STATED GOAL: Would you quote every entry exactly, dropping only the pictures?

MATERIAL FOR THIS TASK:
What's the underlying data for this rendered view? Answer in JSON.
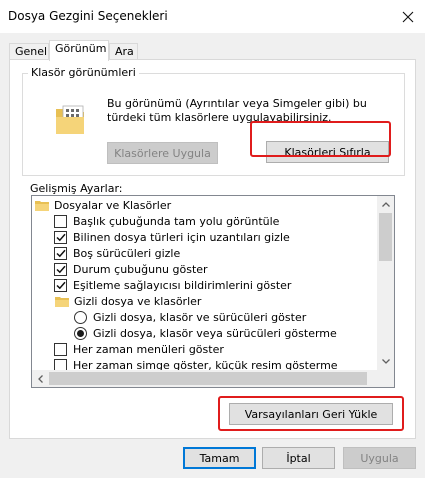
{
  "window": {
    "title": "Dosya Gezgini Seçenekleri"
  },
  "tabs": [
    {
      "label": "Genel"
    },
    {
      "label": "Görünüm"
    },
    {
      "label": "Ara"
    }
  ],
  "folder_views": {
    "label": "Klasör görünümleri",
    "description": "Bu görünümü (Ayrıntılar veya Simgeler gibi) bu türdeki tüm klasörlere uygulayabilirsiniz.",
    "apply_button": "Klasörlere Uygula",
    "reset_button": "Klasörleri Sıfırla"
  },
  "advanced": {
    "label": "Gelişmiş Ayarlar:",
    "items": [
      {
        "type": "folder",
        "label": "Dosyalar ve Klasörler"
      },
      {
        "type": "checkbox",
        "label": "Başlık çubuğunda tam yolu görüntüle",
        "checked": false
      },
      {
        "type": "checkbox",
        "label": "Bilinen dosya türleri için uzantıları gizle",
        "checked": true
      },
      {
        "type": "checkbox",
        "label": "Boş sürücüleri gizle",
        "checked": true
      },
      {
        "type": "checkbox",
        "label": "Durum çubuğunu göster",
        "checked": true
      },
      {
        "type": "checkbox",
        "label": "Eşitleme sağlayıcısı bildirimlerini göster",
        "checked": true
      },
      {
        "type": "folder",
        "label": "Gizli dosya ve klasörler"
      },
      {
        "type": "radio",
        "label": "Gizli dosya, klasör ve sürücüleri göster",
        "checked": false
      },
      {
        "type": "radio",
        "label": "Gizli dosya, klasör veya sürücüleri gösterme",
        "checked": true
      },
      {
        "type": "checkbox",
        "label": "Her zaman menüleri göster",
        "checked": false
      },
      {
        "type": "checkbox",
        "label": "Her zaman simge göster, küçük resim gösterme",
        "checked": false
      }
    ],
    "restore_button": "Varsayılanları Geri Yükle"
  },
  "footer": {
    "ok_button": "Tamam",
    "cancel_button": "İptal",
    "apply_button": "Uygula"
  },
  "colors": {
    "highlight": "#e01c1c",
    "accent": "#0078d7"
  }
}
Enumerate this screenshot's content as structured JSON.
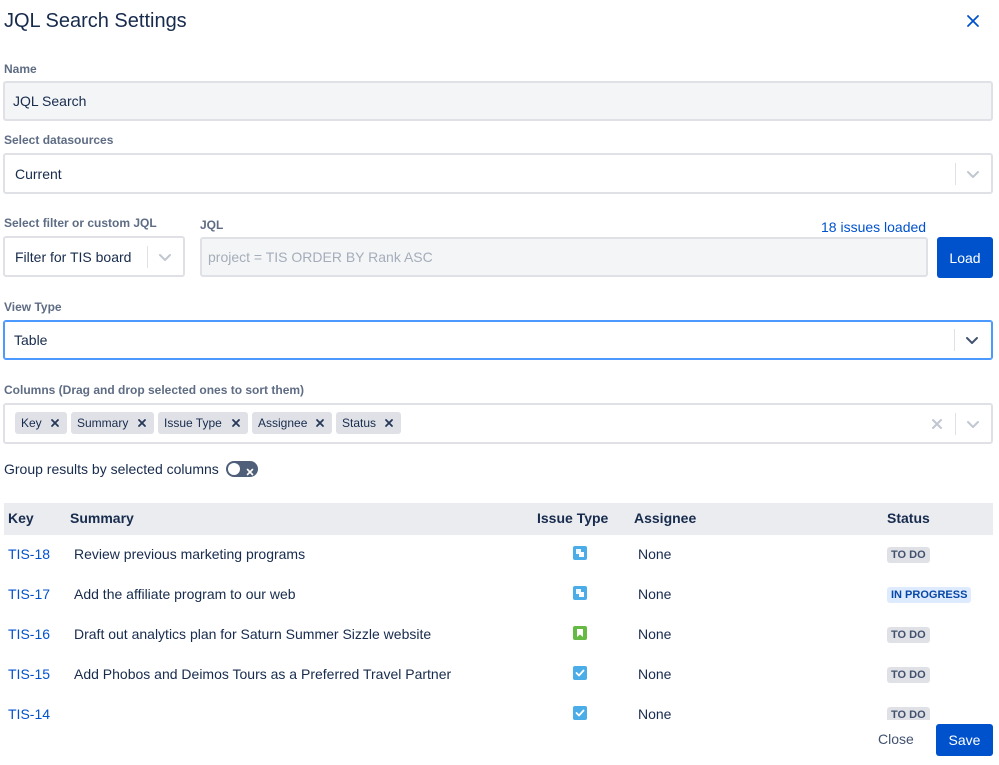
{
  "dialog": {
    "title": "JQL Search Settings"
  },
  "name": {
    "label": "Name",
    "value": "JQL Search"
  },
  "datasources": {
    "label": "Select datasources",
    "value": "Current"
  },
  "filter": {
    "label": "Select filter or custom JQL",
    "value": "Filter for TIS board"
  },
  "jql": {
    "label": "JQL",
    "placeholder": "project = TIS ORDER BY Rank ASC",
    "issues_loaded": "18 issues loaded",
    "load_label": "Load"
  },
  "view_type": {
    "label": "View Type",
    "value": "Table"
  },
  "columns": {
    "label": "Columns (Drag and drop selected ones to sort them)",
    "tags": [
      "Key",
      "Summary",
      "Issue Type",
      "Assignee",
      "Status"
    ]
  },
  "group": {
    "label": "Group results by selected columns",
    "enabled": false
  },
  "table": {
    "headers": [
      "Key",
      "Summary",
      "Issue Type",
      "Assignee",
      "Status"
    ],
    "rows": [
      {
        "key": "TIS-18",
        "summary": "Review previous marketing programs",
        "issue_type": "story-icon",
        "assignee": "None",
        "status": "TO DO"
      },
      {
        "key": "TIS-17",
        "summary": "Add the affiliate program to our web",
        "issue_type": "story-icon",
        "assignee": "None",
        "status": "IN PROGRESS"
      },
      {
        "key": "TIS-16",
        "summary": "Draft out analytics plan for Saturn Summer Sizzle website",
        "issue_type": "bookmark-icon",
        "assignee": "None",
        "status": "TO DO"
      },
      {
        "key": "TIS-15",
        "summary": "Add Phobos and Deimos Tours as a Preferred Travel Partner",
        "issue_type": "task-icon",
        "assignee": "None",
        "status": "TO DO"
      },
      {
        "key": "TIS-14",
        "summary": "",
        "issue_type": "task-icon",
        "assignee": "None",
        "status": "TO DO"
      }
    ]
  },
  "footer": {
    "close_label": "Close",
    "save_label": "Save"
  },
  "colors": {
    "primary": "#0052cc",
    "story": "#4bade8",
    "task": "#4bade8",
    "bookmark": "#65ba43"
  }
}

FULL RESPONSE:
What's the underlying data for this rendered view? Answer in JSON.
{
  "window": {
    "title": "Dosya Gezgini Seçenekleri"
  },
  "tabs": [
    {
      "label": "Genel"
    },
    {
      "label": "Görünüm"
    },
    {
      "label": "Ara"
    }
  ],
  "folder_views": {
    "label": "Klasör görünümleri",
    "description": "Bu görünümü (Ayrıntılar veya Simgeler gibi) bu türdeki tüm klasörlere uygulayabilirsiniz.",
    "apply_button": "Klasörlere Uygula",
    "reset_button": "Klasörleri Sıfırla"
  },
  "advanced": {
    "label": "Gelişmiş Ayarlar:",
    "items": [
      {
        "type": "folder",
        "label": "Dosyalar ve Klasörler"
      },
      {
        "type": "checkbox",
        "label": "Başlık çubuğunda tam yolu görüntüle",
        "checked": false
      },
      {
        "type": "checkbox",
        "label": "Bilinen dosya türleri için uzantıları gizle",
        "checked": true
      },
      {
        "type": "checkbox",
        "label": "Boş sürücüleri gizle",
        "checked": true
      },
      {
        "type": "checkbox",
        "label": "Durum çubuğunu göster",
        "checked": true
      },
      {
        "type": "checkbox",
        "label": "Eşitleme sağlayıcısı bildirimlerini göster",
        "checked": true
      },
      {
        "type": "folder",
        "label": "Gizli dosya ve klasörler"
      },
      {
        "type": "radio",
        "label": "Gizli dosya, klasör ve sürücüleri göster",
        "checked": false
      },
      {
        "type": "radio",
        "label": "Gizli dosya, klasör veya sürücüleri gösterme",
        "checked": true
      },
      {
        "type": "checkbox",
        "label": "Her zaman menüleri göster",
        "checked": false
      },
      {
        "type": "checkbox",
        "label": "Her zaman simge göster, küçük resim gösterme",
        "checked": false
      }
    ],
    "restore_button": "Varsayılanları Geri Yükle"
  },
  "footer": {
    "ok_button": "Tamam",
    "cancel_button": "İptal",
    "apply_button": "Uygula"
  },
  "colors": {
    "highlight": "#e01c1c",
    "accent": "#0078d7"
  }
}
Enumerate this screenshot's content as structured JSON.
{
  "dialog": {
    "title": "JQL Search Settings"
  },
  "name": {
    "label": "Name",
    "value": "JQL Search"
  },
  "datasources": {
    "label": "Select datasources",
    "value": "Current"
  },
  "filter": {
    "label": "Select filter or custom JQL",
    "value": "Filter for TIS board"
  },
  "jql": {
    "label": "JQL",
    "placeholder": "project = TIS ORDER BY Rank ASC",
    "issues_loaded": "18 issues loaded",
    "load_label": "Load"
  },
  "view_type": {
    "label": "View Type",
    "value": "Table"
  },
  "columns": {
    "label": "Columns (Drag and drop selected ones to sort them)",
    "tags": [
      "Key",
      "Summary",
      "Issue Type",
      "Assignee",
      "Status"
    ]
  },
  "group": {
    "label": "Group results by selected columns",
    "enabled": false
  },
  "table": {
    "headers": [
      "Key",
      "Summary",
      "Issue Type",
      "Assignee",
      "Status"
    ],
    "rows": [
      {
        "key": "TIS-18",
        "summary": "Review previous marketing programs",
        "issue_type": "story-icon",
        "assignee": "None",
        "status": "TO DO"
      },
      {
        "key": "TIS-17",
        "summary": "Add the affiliate program to our web",
        "issue_type": "story-icon",
        "assignee": "None",
        "status": "IN PROGRESS"
      },
      {
        "key": "TIS-16",
        "summary": "Draft out analytics plan for Saturn Summer Sizzle website",
        "issue_type": "bookmark-icon",
        "assignee": "None",
        "status": "TO DO"
      },
      {
        "key": "TIS-15",
        "summary": "Add Phobos and Deimos Tours as a Preferred Travel Partner",
        "issue_type": "task-icon",
        "assignee": "None",
        "status": "TO DO"
      },
      {
        "key": "TIS-14",
        "summary": "",
        "issue_type": "task-icon",
        "assignee": "None",
        "status": "TO DO"
      }
    ]
  },
  "footer": {
    "close_label": "Close",
    "save_label": "Save"
  },
  "colors": {
    "primary": "#0052cc",
    "story": "#4bade8",
    "task": "#4bade8",
    "bookmark": "#65ba43"
  }
}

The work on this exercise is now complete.